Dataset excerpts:
* * * *
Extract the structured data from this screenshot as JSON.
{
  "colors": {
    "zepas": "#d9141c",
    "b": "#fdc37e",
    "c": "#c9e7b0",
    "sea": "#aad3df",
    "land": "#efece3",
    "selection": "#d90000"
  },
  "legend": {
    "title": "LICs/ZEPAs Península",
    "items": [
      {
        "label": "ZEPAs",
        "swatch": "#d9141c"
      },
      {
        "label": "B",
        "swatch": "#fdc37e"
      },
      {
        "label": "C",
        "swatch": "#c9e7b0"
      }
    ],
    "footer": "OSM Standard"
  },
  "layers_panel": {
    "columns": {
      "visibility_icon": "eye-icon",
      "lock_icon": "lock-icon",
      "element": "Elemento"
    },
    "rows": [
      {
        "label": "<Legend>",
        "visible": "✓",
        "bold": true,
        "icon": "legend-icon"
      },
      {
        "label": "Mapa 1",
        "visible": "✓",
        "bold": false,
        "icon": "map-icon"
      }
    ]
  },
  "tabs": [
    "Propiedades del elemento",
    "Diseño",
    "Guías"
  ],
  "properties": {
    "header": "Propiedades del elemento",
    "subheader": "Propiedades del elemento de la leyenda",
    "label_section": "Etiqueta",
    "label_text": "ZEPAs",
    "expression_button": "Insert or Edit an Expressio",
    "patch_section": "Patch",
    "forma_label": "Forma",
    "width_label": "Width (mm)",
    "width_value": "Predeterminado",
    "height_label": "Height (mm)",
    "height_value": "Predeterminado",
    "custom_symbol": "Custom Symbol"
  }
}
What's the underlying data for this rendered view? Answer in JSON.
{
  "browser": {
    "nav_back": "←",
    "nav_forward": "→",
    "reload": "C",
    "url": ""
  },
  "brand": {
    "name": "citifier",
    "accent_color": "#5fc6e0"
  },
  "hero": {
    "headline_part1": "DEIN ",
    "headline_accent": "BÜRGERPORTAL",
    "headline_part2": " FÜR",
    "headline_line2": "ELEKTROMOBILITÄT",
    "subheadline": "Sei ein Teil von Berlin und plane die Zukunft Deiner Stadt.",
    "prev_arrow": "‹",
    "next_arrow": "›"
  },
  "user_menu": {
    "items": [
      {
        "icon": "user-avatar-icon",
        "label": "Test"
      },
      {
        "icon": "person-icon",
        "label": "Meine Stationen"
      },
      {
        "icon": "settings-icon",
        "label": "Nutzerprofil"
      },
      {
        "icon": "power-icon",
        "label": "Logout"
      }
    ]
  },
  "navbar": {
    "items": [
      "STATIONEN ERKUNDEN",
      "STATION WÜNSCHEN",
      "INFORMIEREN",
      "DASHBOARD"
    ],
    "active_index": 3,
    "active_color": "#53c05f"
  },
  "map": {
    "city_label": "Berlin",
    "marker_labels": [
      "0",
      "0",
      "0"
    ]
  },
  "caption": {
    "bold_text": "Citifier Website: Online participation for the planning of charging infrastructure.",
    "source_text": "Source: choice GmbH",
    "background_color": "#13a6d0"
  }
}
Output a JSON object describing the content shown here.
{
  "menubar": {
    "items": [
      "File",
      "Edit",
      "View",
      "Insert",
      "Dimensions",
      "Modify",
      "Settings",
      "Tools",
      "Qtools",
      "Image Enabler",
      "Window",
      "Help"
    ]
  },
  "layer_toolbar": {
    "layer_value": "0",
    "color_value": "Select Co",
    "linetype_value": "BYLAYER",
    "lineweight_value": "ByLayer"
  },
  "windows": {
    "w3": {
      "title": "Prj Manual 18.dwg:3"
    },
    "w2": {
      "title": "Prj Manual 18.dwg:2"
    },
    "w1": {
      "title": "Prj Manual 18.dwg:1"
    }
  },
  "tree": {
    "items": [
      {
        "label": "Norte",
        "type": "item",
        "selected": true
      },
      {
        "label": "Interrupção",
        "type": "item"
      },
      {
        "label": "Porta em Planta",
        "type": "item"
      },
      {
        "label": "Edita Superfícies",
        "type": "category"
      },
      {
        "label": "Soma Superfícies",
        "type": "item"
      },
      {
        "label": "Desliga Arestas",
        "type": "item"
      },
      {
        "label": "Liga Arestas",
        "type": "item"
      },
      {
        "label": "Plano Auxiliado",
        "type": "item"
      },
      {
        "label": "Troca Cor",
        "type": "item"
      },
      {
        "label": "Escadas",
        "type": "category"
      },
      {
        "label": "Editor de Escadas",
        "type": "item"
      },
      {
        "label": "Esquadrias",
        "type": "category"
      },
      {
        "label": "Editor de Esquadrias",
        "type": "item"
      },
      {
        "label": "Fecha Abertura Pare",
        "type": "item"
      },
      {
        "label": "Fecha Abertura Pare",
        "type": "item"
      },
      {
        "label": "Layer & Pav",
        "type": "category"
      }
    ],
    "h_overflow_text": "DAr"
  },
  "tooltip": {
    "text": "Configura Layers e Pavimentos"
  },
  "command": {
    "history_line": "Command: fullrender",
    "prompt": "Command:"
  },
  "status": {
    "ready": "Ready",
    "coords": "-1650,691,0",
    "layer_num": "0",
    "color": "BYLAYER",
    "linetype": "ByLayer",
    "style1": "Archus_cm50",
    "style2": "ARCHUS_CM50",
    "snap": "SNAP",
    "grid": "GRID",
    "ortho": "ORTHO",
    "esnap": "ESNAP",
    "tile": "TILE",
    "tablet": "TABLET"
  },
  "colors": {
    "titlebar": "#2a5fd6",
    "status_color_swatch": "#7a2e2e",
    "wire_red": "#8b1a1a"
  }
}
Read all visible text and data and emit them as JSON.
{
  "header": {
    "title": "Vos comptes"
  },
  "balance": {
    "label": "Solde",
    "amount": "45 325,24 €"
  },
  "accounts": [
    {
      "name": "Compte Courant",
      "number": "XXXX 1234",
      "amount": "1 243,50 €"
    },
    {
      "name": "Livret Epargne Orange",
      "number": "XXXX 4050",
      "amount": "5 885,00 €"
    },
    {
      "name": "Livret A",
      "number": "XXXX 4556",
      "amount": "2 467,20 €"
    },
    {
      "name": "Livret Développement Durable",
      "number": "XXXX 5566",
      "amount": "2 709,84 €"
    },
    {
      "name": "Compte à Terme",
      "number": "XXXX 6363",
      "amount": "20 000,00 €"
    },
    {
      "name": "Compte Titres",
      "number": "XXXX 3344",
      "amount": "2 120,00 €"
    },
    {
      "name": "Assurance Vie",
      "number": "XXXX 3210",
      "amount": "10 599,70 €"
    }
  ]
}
* * * *
- _Directions_
Only the lines from the one that contains "Read all visible" through the last line should be repeated, each exactly as it stands, with both ends included.

- _Expected answer_
Read all visible text and data and emit them as JSON.
{
  "header": {
    "title": "Vos comptes"
  },
  "balance": {
    "label": "Solde",
    "amount": "45 325,24 €"
  },
  "accounts": [
    {
      "name": "Compte Courant",
      "number": "XXXX 1234",
      "amount": "1 243,50 €"
    },
    {
      "name": "Livret Epargne Orange",
      "number": "XXXX 4050",
      "amount": "5 885,00 €"
    },
    {
      "name": "Livret A",
      "number": "XXXX 4556",
      "amount": "2 467,20 €"
    },
    {
      "name": "Livret Développement Durable",
      "number": "XXXX 5566",
      "amount": "2 709,84 €"
    },
    {
      "name": "Compte à Terme",
      "number": "XXXX 6363",
      "amount": "20 000,00 €"
    },
    {
      "name": "Compte Titres",
      "number": "XXXX 3344",
      "amount": "2 120,00 €"
    },
    {
      "name": "Assurance Vie",
      "number": "XXXX 3210",
      "amount": "10 599,70 €"
    }
  ]
}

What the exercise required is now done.